JOB:
Pull out every line in the data that has the string "label" in it.

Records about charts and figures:
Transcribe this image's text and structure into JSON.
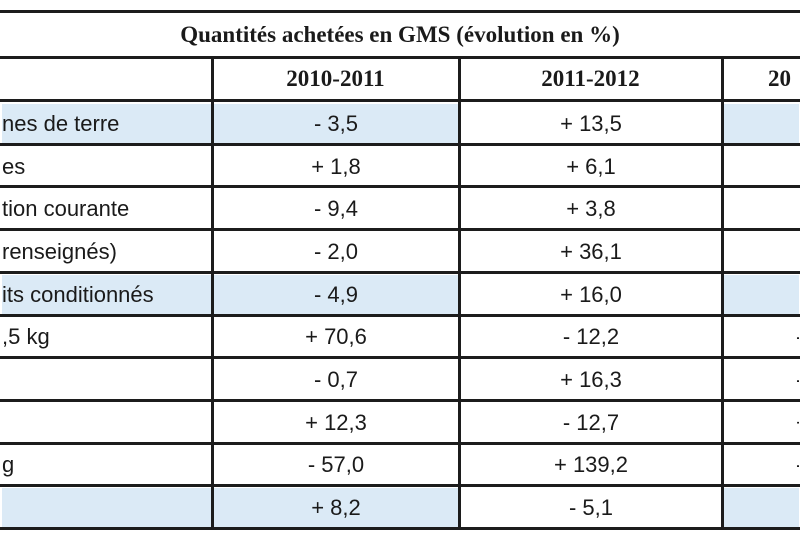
{
  "table": {
    "title": "Quantités achetées en GMS (évolution en %)",
    "columns": [
      "",
      "2010-2011",
      "2011-2012",
      "20"
    ],
    "rows": [
      {
        "label": "nes de terre",
        "v1": "- 3,5",
        "v2": "+ 13,5",
        "v3": "",
        "highlight": true
      },
      {
        "label": "es",
        "v1": "+ 1,8",
        "v2": "+ 6,1",
        "v3": "",
        "highlight": false
      },
      {
        "label": "tion courante",
        "v1": "- 9,4",
        "v2": "+ 3,8",
        "v3": "",
        "highlight": false
      },
      {
        "label": " renseignés)",
        "v1": "- 2,0",
        "v2": "+ 36,1",
        "v3": "",
        "highlight": false
      },
      {
        "label": "its conditionnés",
        "v1": "- 4,9",
        "v2": "+ 16,0",
        "v3": "",
        "highlight": true
      },
      {
        "label": ",5 kg",
        "v1": "+ 70,6",
        "v2": "- 12,2",
        "v3": "-",
        "highlight": false
      },
      {
        "label": "",
        "v1": "- 0,7",
        "v2": "+ 16,3",
        "v3": "-",
        "highlight": false
      },
      {
        "label": "",
        "v1": "+ 12,3",
        "v2": "- 12,7",
        "v3": "+",
        "highlight": false
      },
      {
        "label": "g",
        "v1": "- 57,0",
        "v2": "+ 139,2",
        "v3": "-",
        "highlight": false
      },
      {
        "label": "",
        "v1": "+ 8,2",
        "v2": "- 5,1",
        "v3": "",
        "highlight": true
      }
    ]
  }
}
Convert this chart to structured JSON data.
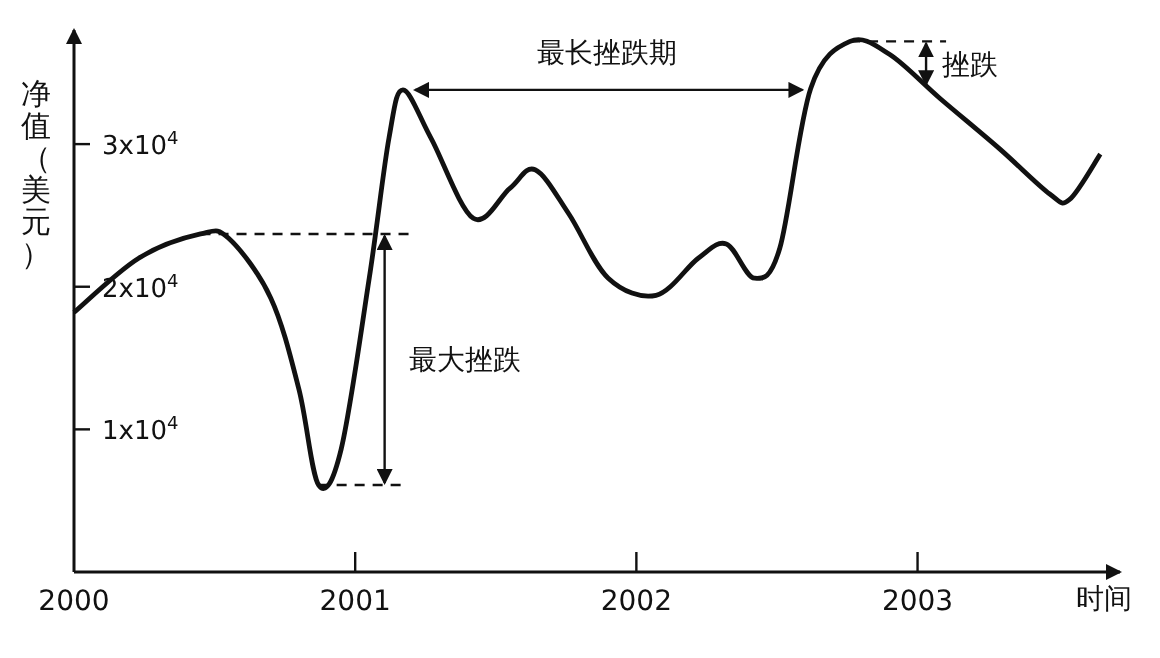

CORRECT RESPONSE:
        "label": "nes de terre",
        "label": "es",
        "label": "tion courante",
        "label": " renseignés)",
        "label": "its conditionnés",
        "label": ",5 kg",
        "label": "",
        "label": "",
        "label": "g",
        "label": "",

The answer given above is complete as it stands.